> _What is needed_:
From the entries below, say how many lines carry the word "this", and give nothing but the number.

> _Task input_:
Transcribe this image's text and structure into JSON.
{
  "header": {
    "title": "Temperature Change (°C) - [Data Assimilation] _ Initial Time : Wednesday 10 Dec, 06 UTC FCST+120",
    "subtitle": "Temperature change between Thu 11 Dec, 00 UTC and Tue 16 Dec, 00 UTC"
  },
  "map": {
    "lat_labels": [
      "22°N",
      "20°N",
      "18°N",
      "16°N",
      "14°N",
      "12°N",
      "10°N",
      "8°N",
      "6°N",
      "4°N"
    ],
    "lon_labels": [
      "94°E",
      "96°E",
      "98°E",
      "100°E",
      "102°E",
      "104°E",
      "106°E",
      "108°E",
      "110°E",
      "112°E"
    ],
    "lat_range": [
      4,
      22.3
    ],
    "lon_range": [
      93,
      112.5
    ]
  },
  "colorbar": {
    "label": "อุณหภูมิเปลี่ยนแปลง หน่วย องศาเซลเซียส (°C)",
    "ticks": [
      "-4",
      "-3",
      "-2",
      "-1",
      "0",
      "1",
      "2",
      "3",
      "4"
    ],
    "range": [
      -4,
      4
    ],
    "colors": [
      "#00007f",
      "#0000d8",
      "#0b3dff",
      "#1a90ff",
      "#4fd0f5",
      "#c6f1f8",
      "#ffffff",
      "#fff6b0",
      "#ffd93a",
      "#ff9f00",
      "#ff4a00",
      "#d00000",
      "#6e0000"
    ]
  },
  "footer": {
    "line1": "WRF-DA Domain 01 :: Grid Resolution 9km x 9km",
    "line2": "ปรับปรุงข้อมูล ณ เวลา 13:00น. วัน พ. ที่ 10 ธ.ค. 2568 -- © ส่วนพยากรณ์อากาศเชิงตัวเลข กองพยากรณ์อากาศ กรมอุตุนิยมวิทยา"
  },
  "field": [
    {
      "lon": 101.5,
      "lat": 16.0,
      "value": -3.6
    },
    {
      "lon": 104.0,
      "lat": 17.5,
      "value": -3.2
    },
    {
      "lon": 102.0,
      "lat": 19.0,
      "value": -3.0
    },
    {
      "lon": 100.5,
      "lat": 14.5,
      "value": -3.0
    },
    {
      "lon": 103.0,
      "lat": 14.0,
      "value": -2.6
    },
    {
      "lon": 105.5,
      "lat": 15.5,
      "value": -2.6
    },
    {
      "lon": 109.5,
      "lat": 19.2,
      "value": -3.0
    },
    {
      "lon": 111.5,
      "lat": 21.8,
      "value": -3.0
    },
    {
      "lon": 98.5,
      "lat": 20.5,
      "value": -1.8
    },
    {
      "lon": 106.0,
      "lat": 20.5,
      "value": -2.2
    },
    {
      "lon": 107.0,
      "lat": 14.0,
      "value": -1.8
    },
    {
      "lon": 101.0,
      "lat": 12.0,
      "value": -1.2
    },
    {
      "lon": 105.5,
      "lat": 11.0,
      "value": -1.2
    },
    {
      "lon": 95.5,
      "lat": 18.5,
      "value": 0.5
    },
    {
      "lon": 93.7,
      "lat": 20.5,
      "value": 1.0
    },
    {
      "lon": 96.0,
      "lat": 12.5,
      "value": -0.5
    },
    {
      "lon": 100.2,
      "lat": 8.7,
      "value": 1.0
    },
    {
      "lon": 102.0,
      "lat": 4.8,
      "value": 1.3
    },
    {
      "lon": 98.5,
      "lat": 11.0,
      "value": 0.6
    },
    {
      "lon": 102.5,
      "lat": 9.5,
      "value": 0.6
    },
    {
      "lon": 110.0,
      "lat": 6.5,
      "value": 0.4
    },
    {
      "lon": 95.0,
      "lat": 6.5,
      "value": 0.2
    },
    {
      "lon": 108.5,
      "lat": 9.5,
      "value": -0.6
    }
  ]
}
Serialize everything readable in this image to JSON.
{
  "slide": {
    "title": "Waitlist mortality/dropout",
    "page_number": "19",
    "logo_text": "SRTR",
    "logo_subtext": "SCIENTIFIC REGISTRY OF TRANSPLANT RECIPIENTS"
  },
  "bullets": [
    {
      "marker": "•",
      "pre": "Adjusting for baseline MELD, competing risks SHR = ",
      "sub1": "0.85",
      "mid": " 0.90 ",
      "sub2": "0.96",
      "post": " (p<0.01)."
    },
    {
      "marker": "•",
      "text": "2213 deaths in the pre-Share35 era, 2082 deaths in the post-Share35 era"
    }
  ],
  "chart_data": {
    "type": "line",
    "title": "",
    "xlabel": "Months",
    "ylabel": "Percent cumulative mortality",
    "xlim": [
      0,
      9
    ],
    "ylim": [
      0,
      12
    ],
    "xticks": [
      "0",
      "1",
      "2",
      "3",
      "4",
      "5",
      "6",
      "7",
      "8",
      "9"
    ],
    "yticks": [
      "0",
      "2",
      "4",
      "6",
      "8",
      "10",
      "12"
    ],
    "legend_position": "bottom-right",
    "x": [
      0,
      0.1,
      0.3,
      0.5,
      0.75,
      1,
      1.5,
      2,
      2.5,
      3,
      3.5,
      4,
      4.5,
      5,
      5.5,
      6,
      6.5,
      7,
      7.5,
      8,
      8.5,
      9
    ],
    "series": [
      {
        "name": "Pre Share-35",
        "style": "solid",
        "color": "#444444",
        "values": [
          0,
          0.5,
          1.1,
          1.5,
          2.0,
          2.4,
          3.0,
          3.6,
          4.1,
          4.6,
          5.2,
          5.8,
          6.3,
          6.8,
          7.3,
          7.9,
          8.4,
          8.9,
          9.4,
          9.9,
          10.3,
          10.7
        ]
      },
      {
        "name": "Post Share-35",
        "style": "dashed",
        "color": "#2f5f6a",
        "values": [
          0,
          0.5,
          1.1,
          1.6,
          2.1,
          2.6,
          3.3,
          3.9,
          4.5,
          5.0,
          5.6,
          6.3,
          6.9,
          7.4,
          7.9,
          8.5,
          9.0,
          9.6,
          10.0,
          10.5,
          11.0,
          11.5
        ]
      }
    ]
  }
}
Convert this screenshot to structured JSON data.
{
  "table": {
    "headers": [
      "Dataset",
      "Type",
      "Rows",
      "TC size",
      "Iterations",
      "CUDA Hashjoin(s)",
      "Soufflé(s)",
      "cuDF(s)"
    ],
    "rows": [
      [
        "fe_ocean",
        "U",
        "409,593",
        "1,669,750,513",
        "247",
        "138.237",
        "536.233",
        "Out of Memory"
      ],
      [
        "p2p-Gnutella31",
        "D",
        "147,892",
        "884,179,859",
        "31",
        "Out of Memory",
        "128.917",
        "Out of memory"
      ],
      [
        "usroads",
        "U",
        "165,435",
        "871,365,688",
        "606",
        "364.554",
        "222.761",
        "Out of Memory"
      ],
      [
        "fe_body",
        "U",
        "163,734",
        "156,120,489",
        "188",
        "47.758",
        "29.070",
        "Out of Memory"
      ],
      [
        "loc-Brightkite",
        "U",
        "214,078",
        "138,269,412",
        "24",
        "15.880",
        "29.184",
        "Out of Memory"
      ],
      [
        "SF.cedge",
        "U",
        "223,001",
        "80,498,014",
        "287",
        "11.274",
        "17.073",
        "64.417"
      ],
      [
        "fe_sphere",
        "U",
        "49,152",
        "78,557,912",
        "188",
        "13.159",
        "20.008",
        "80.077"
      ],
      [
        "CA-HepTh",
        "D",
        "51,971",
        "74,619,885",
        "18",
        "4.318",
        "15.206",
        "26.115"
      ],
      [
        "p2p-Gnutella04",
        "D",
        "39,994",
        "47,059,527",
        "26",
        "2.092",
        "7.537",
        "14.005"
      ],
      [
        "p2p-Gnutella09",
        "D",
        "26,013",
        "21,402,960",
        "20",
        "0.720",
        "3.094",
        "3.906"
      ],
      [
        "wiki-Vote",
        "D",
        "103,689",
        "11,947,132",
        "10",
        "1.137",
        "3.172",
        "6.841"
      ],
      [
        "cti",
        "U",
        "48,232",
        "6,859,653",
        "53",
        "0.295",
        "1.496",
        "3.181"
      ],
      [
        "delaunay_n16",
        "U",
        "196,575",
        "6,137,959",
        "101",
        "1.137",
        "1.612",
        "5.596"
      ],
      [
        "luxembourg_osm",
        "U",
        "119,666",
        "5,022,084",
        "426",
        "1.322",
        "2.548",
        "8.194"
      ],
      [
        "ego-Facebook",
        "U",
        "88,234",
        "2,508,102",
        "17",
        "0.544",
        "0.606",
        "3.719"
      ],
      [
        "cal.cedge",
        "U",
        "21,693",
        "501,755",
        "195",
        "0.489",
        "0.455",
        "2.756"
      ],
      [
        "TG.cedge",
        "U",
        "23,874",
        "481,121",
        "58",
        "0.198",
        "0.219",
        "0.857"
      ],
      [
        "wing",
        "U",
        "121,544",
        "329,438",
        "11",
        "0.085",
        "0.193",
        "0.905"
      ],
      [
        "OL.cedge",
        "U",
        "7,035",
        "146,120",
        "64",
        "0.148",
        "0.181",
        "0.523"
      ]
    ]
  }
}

> _Full answer_:
3